- _Given request_: Rewrite all the entries below, swapping "cross section" for "sectional view" and keeping everything else the same.

Saved entries
****

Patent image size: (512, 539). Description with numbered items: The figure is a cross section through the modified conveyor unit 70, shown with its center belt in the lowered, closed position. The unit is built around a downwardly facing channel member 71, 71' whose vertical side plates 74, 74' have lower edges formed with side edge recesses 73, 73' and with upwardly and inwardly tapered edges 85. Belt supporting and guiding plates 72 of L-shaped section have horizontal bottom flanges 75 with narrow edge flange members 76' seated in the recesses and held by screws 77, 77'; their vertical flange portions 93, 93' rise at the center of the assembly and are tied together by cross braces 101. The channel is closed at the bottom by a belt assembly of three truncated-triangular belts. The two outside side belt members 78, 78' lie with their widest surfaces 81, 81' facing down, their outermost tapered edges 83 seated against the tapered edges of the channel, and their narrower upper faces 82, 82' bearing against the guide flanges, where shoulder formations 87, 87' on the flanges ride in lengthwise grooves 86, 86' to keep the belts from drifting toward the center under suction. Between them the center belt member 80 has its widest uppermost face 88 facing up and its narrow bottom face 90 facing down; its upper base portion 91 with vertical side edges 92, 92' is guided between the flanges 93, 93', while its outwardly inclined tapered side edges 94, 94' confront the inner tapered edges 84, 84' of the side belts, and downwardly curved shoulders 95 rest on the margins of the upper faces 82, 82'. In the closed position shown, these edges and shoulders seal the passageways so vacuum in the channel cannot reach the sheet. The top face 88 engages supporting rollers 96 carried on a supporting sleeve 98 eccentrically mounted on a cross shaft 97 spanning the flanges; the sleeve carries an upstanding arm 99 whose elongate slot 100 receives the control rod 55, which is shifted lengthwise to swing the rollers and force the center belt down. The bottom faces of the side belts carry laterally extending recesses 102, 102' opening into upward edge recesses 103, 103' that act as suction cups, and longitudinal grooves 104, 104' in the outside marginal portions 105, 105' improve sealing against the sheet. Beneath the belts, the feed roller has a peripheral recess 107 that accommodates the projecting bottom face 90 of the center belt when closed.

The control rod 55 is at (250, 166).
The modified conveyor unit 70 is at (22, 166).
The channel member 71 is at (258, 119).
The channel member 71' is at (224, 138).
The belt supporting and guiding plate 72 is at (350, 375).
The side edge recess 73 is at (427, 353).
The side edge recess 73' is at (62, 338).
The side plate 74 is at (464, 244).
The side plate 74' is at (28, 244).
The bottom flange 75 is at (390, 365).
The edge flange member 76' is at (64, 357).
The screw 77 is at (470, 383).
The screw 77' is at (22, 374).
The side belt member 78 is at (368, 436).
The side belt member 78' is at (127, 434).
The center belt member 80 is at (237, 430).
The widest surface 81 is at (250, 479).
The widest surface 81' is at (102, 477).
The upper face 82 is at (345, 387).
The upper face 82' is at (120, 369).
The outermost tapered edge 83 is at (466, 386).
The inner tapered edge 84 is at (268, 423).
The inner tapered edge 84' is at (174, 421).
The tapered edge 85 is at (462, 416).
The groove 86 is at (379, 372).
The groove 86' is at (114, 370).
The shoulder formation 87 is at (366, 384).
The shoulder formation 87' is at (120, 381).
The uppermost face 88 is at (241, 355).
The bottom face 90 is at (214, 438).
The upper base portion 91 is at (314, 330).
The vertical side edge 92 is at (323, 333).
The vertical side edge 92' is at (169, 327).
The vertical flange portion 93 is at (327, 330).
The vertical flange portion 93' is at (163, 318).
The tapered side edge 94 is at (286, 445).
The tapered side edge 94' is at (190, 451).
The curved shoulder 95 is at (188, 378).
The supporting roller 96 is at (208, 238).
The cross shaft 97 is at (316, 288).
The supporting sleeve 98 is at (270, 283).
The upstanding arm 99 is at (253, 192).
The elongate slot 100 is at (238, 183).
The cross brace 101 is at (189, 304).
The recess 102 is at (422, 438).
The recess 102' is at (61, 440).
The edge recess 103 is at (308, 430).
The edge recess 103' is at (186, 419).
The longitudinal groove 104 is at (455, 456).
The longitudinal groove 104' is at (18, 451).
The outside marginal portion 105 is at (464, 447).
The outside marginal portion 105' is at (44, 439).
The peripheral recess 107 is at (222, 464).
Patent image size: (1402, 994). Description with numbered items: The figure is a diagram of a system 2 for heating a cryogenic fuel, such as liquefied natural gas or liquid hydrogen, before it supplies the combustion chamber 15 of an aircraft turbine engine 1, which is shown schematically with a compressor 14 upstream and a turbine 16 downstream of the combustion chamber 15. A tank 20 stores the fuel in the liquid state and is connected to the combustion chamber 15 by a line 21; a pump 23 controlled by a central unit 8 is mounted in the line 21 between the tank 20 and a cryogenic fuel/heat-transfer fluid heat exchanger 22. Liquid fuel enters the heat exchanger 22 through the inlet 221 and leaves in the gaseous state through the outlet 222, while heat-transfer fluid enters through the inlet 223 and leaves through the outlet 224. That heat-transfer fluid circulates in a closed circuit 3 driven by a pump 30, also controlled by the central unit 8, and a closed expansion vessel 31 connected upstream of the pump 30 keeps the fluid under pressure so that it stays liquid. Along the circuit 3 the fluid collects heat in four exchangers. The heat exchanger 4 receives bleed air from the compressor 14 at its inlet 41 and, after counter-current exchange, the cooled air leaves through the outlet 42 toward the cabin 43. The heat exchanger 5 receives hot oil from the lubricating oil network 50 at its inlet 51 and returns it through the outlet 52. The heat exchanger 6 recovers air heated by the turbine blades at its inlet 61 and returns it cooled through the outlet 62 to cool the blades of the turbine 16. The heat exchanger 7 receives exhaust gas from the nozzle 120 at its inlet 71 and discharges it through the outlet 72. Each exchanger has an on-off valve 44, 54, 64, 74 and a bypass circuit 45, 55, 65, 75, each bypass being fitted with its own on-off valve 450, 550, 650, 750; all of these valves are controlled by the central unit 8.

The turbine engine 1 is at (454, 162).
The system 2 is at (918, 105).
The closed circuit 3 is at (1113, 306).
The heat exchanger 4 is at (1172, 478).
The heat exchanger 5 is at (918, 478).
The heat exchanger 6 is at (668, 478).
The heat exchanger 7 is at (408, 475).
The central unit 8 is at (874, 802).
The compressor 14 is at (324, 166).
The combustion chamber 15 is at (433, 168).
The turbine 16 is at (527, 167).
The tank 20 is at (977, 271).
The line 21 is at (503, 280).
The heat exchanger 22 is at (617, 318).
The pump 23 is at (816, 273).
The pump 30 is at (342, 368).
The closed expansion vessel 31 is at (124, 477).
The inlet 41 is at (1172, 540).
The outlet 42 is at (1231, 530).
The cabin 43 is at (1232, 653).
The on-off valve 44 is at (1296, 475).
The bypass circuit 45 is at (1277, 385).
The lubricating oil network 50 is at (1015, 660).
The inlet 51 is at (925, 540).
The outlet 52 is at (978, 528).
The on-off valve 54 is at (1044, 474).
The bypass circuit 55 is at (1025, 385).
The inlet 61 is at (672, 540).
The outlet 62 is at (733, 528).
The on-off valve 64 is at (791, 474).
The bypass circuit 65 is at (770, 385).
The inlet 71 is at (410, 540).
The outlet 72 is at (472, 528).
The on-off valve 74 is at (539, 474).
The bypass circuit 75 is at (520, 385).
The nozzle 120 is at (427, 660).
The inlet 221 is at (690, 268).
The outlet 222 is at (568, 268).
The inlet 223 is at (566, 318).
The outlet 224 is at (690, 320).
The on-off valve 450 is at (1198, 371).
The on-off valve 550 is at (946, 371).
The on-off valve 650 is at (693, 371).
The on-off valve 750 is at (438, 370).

****

- _Finished task_:
Patent image size: (512, 539). Description with numbered items: The figure is a sectional view through the modified conveyor unit 70, shown with its center belt in the lowered, closed position. The unit is built around a downwardly facing channel member 71, 71' whose vertical side plates 74, 74' have lower edges formed with side edge recesses 73, 73' and with upwardly and inwardly tapered edges 85. Belt supporting and guiding plates 72 of L-shaped section have horizontal bottom flanges 75 with narrow edge flange members 76' seated in the recesses and held by screws 77, 77'; their vertical flange portions 93, 93' rise at the center of the assembly and are tied together by cross braces 101. The channel is closed at the bottom by a belt assembly of three truncated-triangular belts. The two outside side belt members 78, 78' lie with their widest surfaces 81, 81' facing down, their outermost tapered edges 83 seated against the tapered edges of the channel, and their narrower upper faces 82, 82' bearing against the guide flanges, where shoulder formations 87, 87' on the flanges ride in lengthwise grooves 86, 86' to keep the belts from drifting toward the center under suction. Between them the center belt member 80 has its widest uppermost face 88 facing up and its narrow bottom face 90 facing down; its upper base portion 91 with vertical side edges 92, 92' is guided between the flanges 93, 93', while its outwardly inclined tapered side edges 94, 94' confront the inner tapered edges 84, 84' of the side belts, and downwardly curved shoulders 95 rest on the margins of the upper faces 82, 82'. In the closed position shown, these edges and shoulders seal the passageways so vacuum in the channel cannot reach the sheet. The top face 88 engages supporting rollers 96 carried on a supporting sleeve 98 eccentrically mounted on a cross shaft 97 spanning the flanges; the sleeve carries an upstanding arm 99 whose elongate slot 100 receives the control rod 55, which is shifted lengthwise to swing the rollers and force the center belt down. The bottom faces of the side belts carry laterally extending recesses 102, 102' opening into upward edge recesses 103, 103' that act as suction cups, and longitudinal grooves 104, 104' in the outside marginal portions 105, 105' improve sealing against the sheet. Beneath the belts, the feed roller has a peripheral recess 107 that accommodates the projecting bottom face 90 of the center belt when closed.

The control rod 55 is at (250, 166).
The modified conveyor unit 70 is at (22, 166).
The channel member 71 is at (258, 119).
The channel member 71' is at (224, 138).
The belt supporting and guiding plate 72 is at (350, 375).
The side edge recess 73 is at (427, 353).
The side edge recess 73' is at (62, 338).
The side plate 74 is at (464, 244).
The side plate 74' is at (28, 244).
The bottom flange 75 is at (390, 365).
The edge flange member 76' is at (64, 357).
The screw 77 is at (470, 383).
The screw 77' is at (22, 374).
The side belt member 78 is at (368, 436).
The side belt member 78' is at (127, 434).
The center belt member 80 is at (237, 430).
The widest surface 81 is at (250, 479).
The widest surface 81' is at (102, 477).
The upper face 82 is at (345, 387).
The upper face 82' is at (120, 369).
The outermost tapered edge 83 is at (466, 386).
The inner tapered edge 84 is at (268, 423).
The inner tapered edge 84' is at (174, 421).
The tapered edge 85 is at (462, 416).
The groove 86 is at (379, 372).
The groove 86' is at (114, 370).
The shoulder formation 87 is at (366, 384).
The shoulder formation 87' is at (120, 381).
The uppermost face 88 is at (241, 355).
The bottom face 90 is at (214, 438).
The upper base portion 91 is at (314, 330).
The vertical side edge 92 is at (323, 333).
The vertical side edge 92' is at (169, 327).
The vertical flange portion 93 is at (327, 330).
The vertical flange portion 93' is at (163, 318).
The tapered side edge 94 is at (286, 445).
The tapered side edge 94' is at (190, 451).
The curved shoulder 95 is at (188, 378).
The supporting roller 96 is at (208, 238).
The cross shaft 97 is at (316, 288).
The supporting sleeve 98 is at (270, 283).
The upstanding arm 99 is at (253, 192).
The elongate slot 100 is at (238, 183).
The cross brace 101 is at (189, 304).
The recess 102 is at (422, 438).
The recess 102' is at (61, 440).
The edge recess 103 is at (308, 430).
The edge recess 103' is at (186, 419).
The longitudinal groove 104 is at (455, 456).
The longitudinal groove 104' is at (18, 451).
The outside marginal portion 105 is at (464, 447).
The outside marginal portion 105' is at (44, 439).
The peripheral recess 107 is at (222, 464).
Patent image size: (1402, 994). Description with numbered items: The figure is a diagram of a system 2 for heating a cryogenic fuel, such as liquefied natural gas or liquid hydrogen, before it supplies the combustion chamber 15 of an aircraft turbine engine 1, which is shown schematically with a compressor 14 upstream and a turbine 16 downstream of the combustion chamber 15. A tank 20 stores the fuel in the liquid state and is connected to the combustion chamber 15 by a line 21; a pump 23 controlled by a central unit 8 is mounted in the line 21 between the tank 20 and a cryogenic fuel/heat-transfer fluid heat exchanger 22. Liquid fuel enters the heat exchanger 22 through the inlet 221 and leaves in the gaseous state through the outlet 222, while heat-transfer fluid enters through the inlet 223 and leaves through the outlet 224. That heat-transfer fluid circulates in a closed circuit 3 driven by a pump 30, also controlled by the central unit 8, and a closed expansion vessel 31 connected upstream of the pump 30 keeps the fluid under pressure so that it stays liquid. Along the circuit 3 the fluid collects heat in four exchangers. The heat exchanger 4 receives bleed air from the compressor 14 at its inlet 41 and, after counter-current exchange, the cooled air leaves through the outlet 42 toward the cabin 43. The heat exchanger 5 receives hot oil from the lubricating oil network 50 at its inlet 51 and returns it through the outlet 52. The heat exchanger 6 recovers air heated by the turbine blades at its inlet 61 and returns it cooled through the outlet 62 to cool the blades of the turbine 16. The heat exchanger 7 receives exhaust gas from the nozzle 120 at its inlet 71 and discharges it through the outlet 72. Each exchanger has an on-off valve 44, 54, 64, 74 and a bypass circuit 45, 55, 65, 75, each bypass being fitted with its own on-off valve 450, 550, 650, 750; all of these valves are controlled by the central unit 8.

The turbine engine 1 is at (454, 162).
The system 2 is at (918, 105).
The closed circuit 3 is at (1113, 306).
The heat exchanger 4 is at (1172, 478).
The heat exchanger 5 is at (918, 478).
The heat exchanger 6 is at (668, 478).
The heat exchanger 7 is at (408, 475).
The central unit 8 is at (874, 802).
The compressor 14 is at (324, 166).
The combustion chamber 15 is at (433, 168).
The turbine 16 is at (527, 167).
The tank 20 is at (977, 271).
The line 21 is at (503, 280).
The heat exchanger 22 is at (617, 318).
The pump 23 is at (816, 273).
The pump 30 is at (342, 368).
The closed expansion vessel 31 is at (124, 477).
The inlet 41 is at (1172, 540).
The outlet 42 is at (1231, 530).
The cabin 43 is at (1232, 653).
The on-off valve 44 is at (1296, 475).
The bypass circuit 45 is at (1277, 385).
The lubricating oil network 50 is at (1015, 660).
The inlet 51 is at (925, 540).
The outlet 52 is at (978, 528).
The on-off valve 54 is at (1044, 474).
The bypass circuit 55 is at (1025, 385).
The inlet 61 is at (672, 540).
The outlet 62 is at (733, 528).
The on-off valve 64 is at (791, 474).
The bypass circuit 65 is at (770, 385).
The inlet 71 is at (410, 540).
The outlet 72 is at (472, 528).
The on-off valve 74 is at (539, 474).
The bypass circuit 75 is at (520, 385).
The nozzle 120 is at (427, 660).
The inlet 221 is at (690, 268).
The outlet 222 is at (568, 268).
The inlet 223 is at (566, 318).
The outlet 224 is at (690, 320).
The on-off valve 450 is at (1198, 371).
The on-off valve 550 is at (946, 371).
The on-off valve 650 is at (693, 371).
The on-off valve 750 is at (438, 370).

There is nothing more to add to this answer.